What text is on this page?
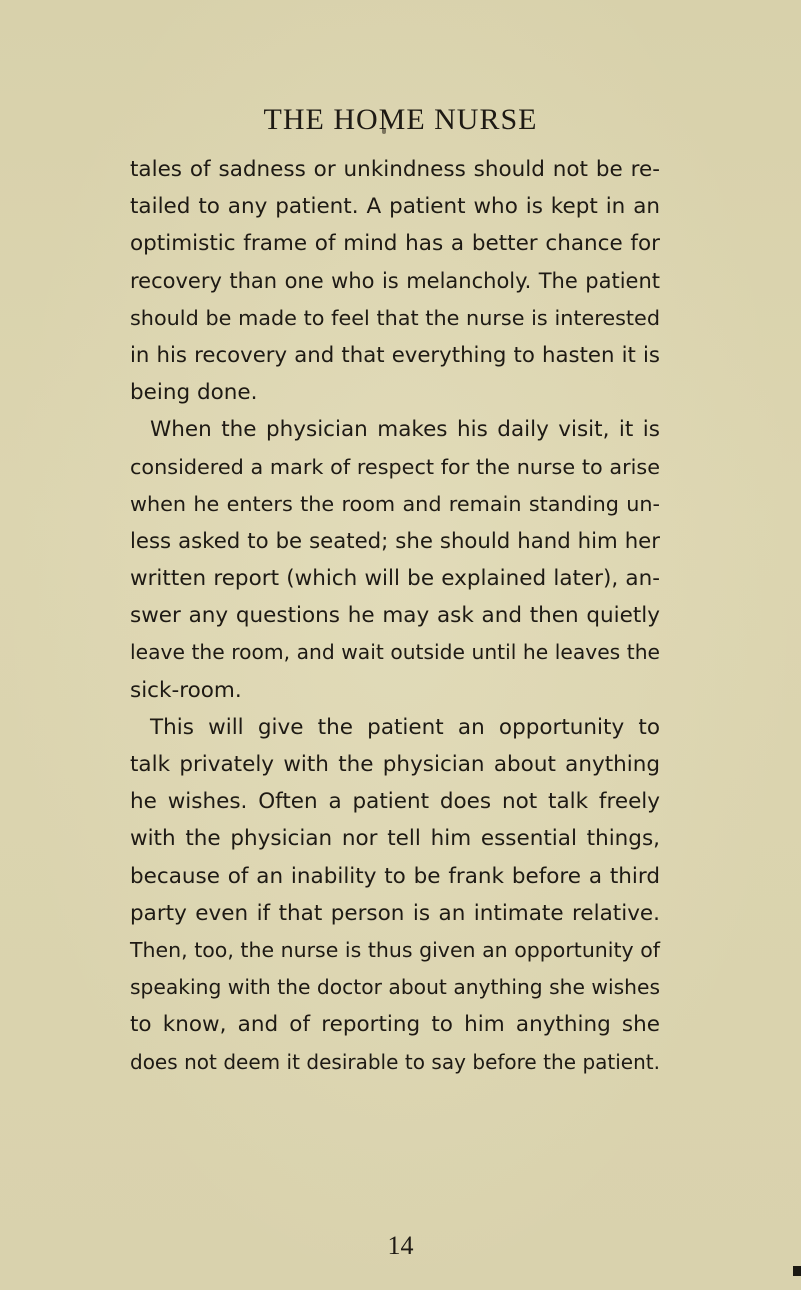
THE HOME NURSE
tales of sadness or unkindness should not be re-
tailed to any patient. A patient who is kept in an
optimistic frame of mind has a better chance for
recovery than one who is melancholy. The patient
should be made to feel that the nurse is interested
in his recovery and that everything to hasten it is
being done.
When the physician makes his daily visit, it is
considered a mark of respect for the nurse to arise
when he enters the room and remain standing un-
less asked to be seated; she should hand him her
written report (which will be explained later), an-
swer any questions he may ask and then quietly
leave the room, and wait outside until he leaves the
sick-room.
This will give the patient an opportunity to
talk privately with the physician about anything
he wishes. Often a patient does not talk freely
with the physician nor tell him essential things,
because of an inability to be frank before a third
party even if that person is an intimate relative.
Then, too, the nurse is thus given an opportunity of
speaking with the doctor about anything she wishes
to know, and of reporting to him anything she
does not deem it desirable to say before the patient.
14
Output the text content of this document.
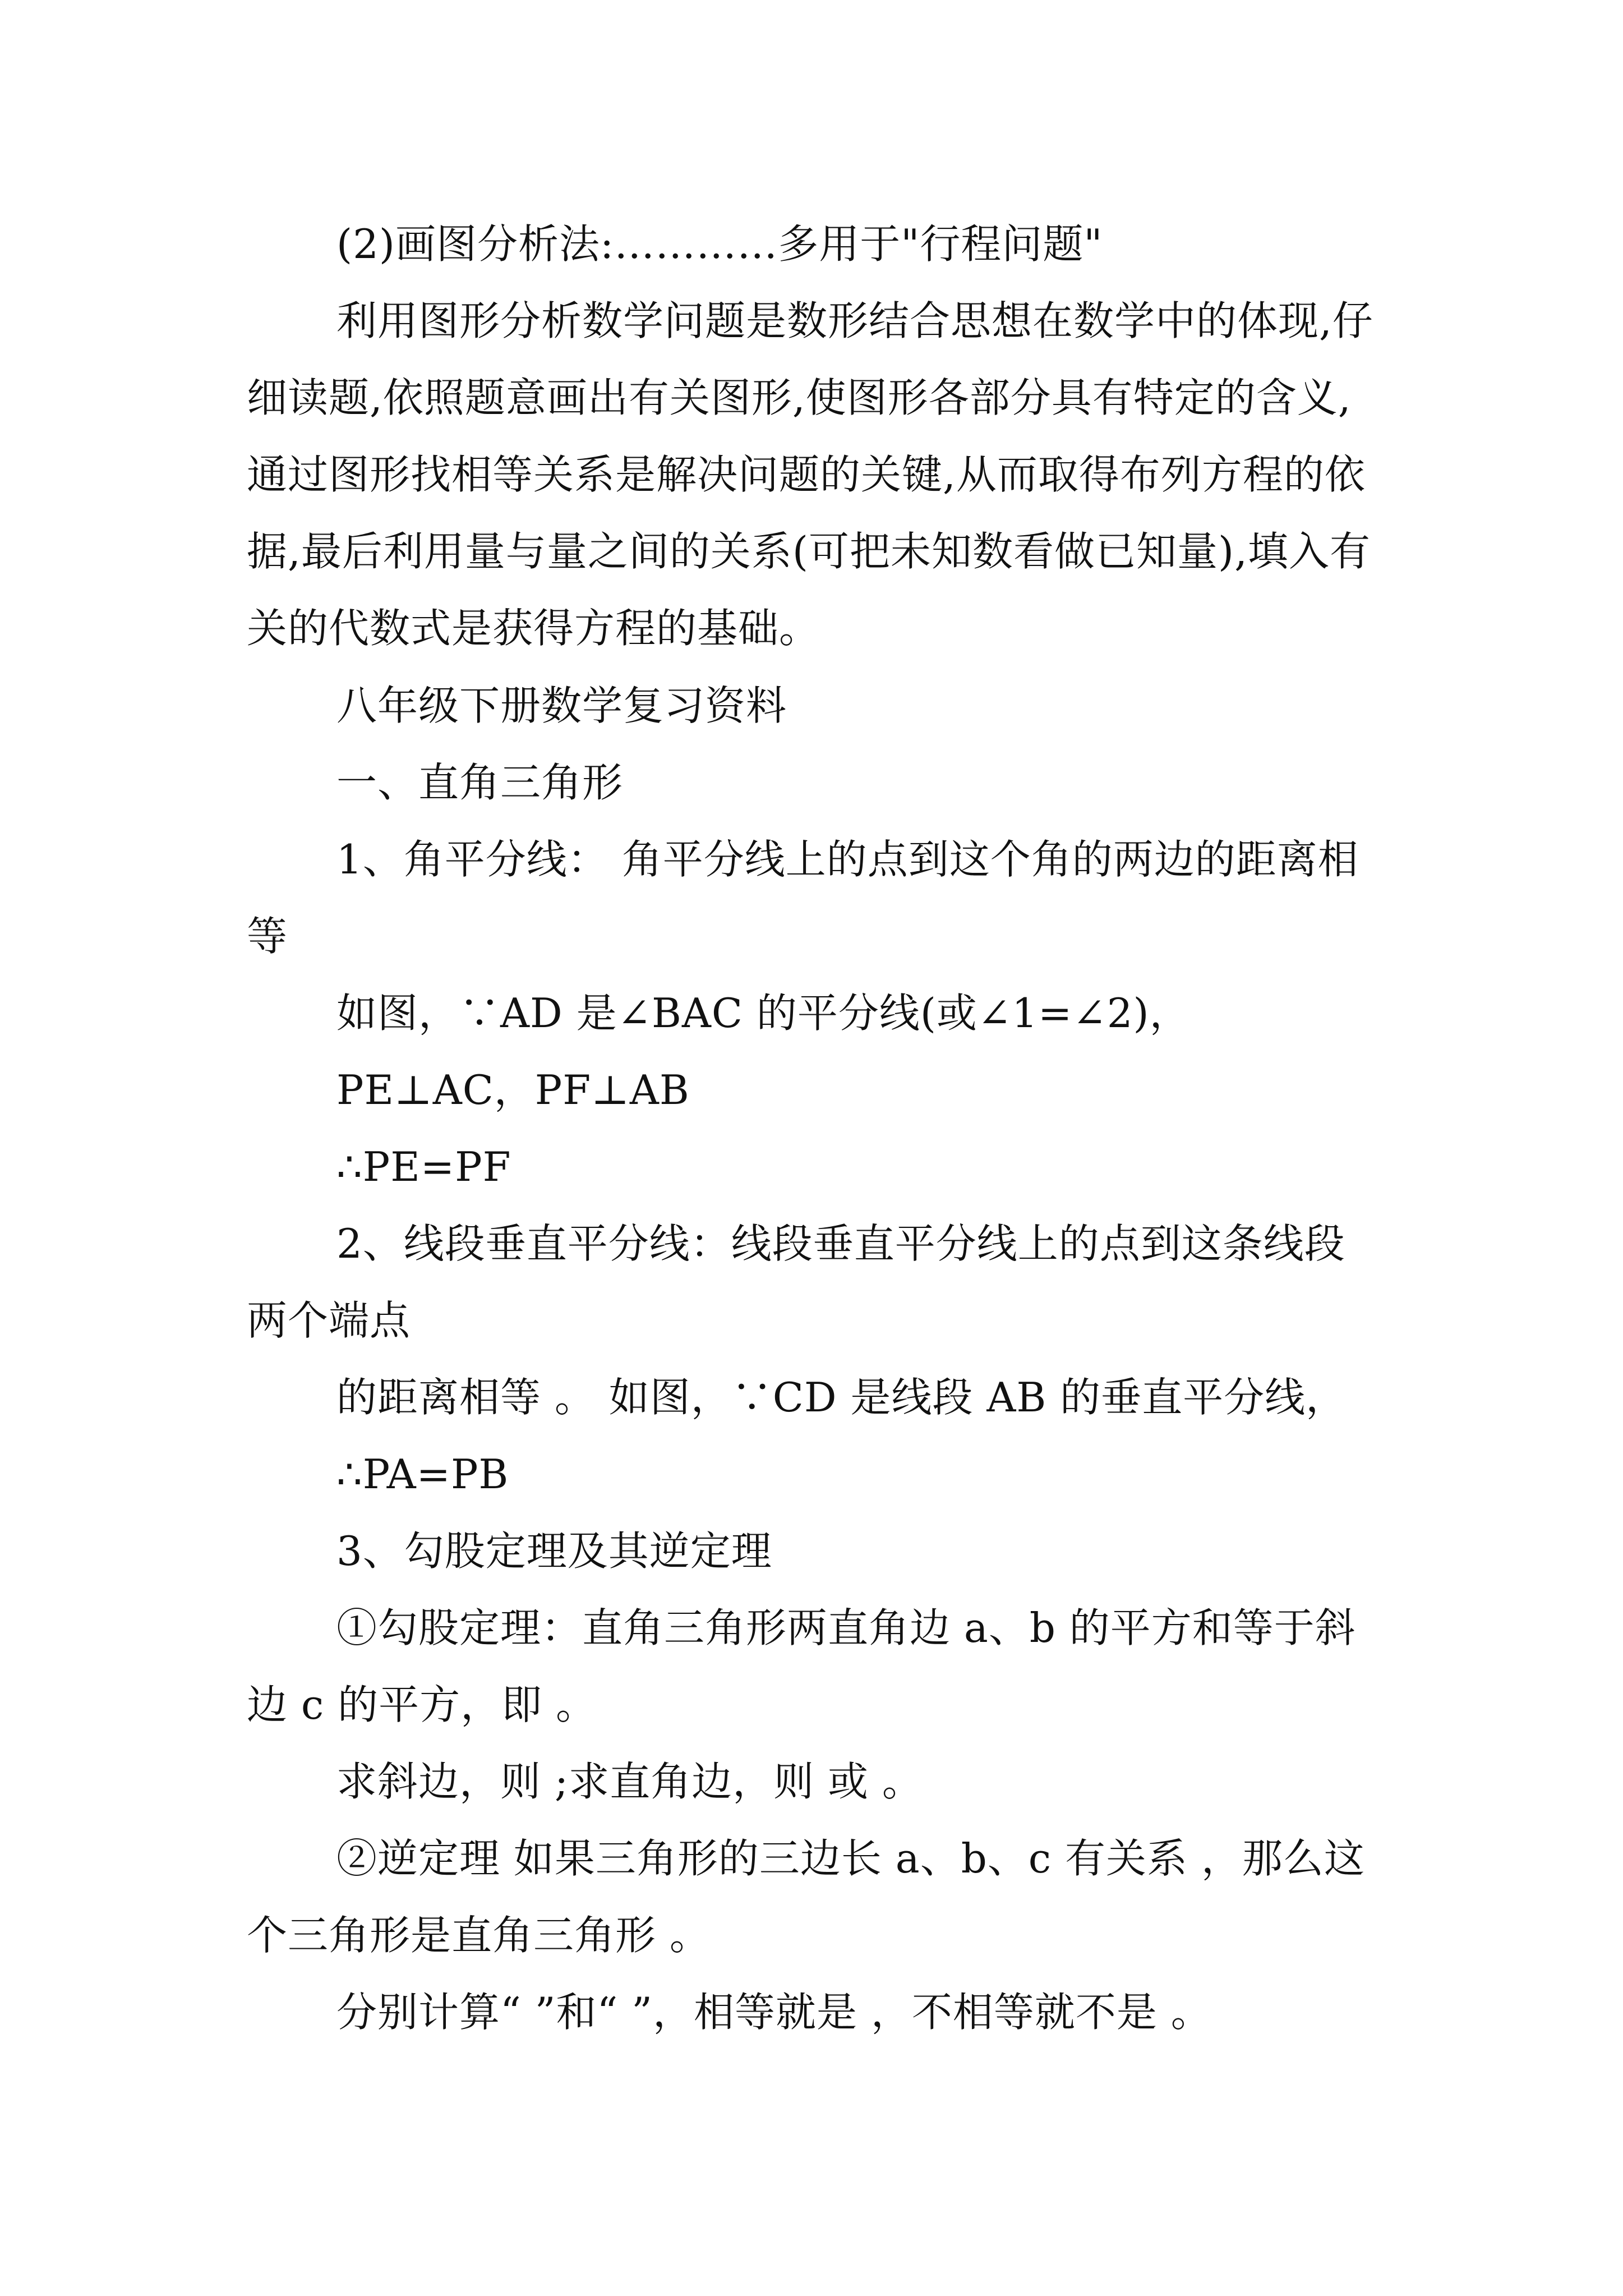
(2)画图分析法:…………多用于"行程问题"
利用图形分析数学问题是数形结合思想在数学中的体现,仔细读题,依照题意画出有关图形,使图形各部分具有特定的含义,通过图形找相等关系是解决问题的关键,从而取得布列方程的依据,最后利用量与量之间的关系(可把未知数看做已知量),填入有关的代数式是获得方程的基础。
八年级下册数学复习资料
一、直角三角形
1、角平分线： 角平分线上的点到这个角的两边的距离相等
如图，∵AD 是∠BAC 的平分线(或∠1=∠2)，
PE⊥AC，PF⊥AB
∴PE=PF
2、线段垂直平分线：线段垂直平分线上的点到这条线段两个端点
的距离相等 。 如图，∵CD 是线段 AB 的垂直平分线，
∴PA=PB
3、勾股定理及其逆定理
①勾股定理：直角三角形两直角边 a、b 的平方和等于斜边 c 的平方，即 。
求斜边，则 ;求直角边，则 或 。
②逆定理 如果三角形的三边长 a、b、c 有关系 ，那么这个三角形是直角三角形 。
分别计算“ ”和“ ”，相等就是 ，不相等就不是 。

^^^^

To do: Of the lines above, how many hold the word "before"? Say the number alone.

Exercise output: 2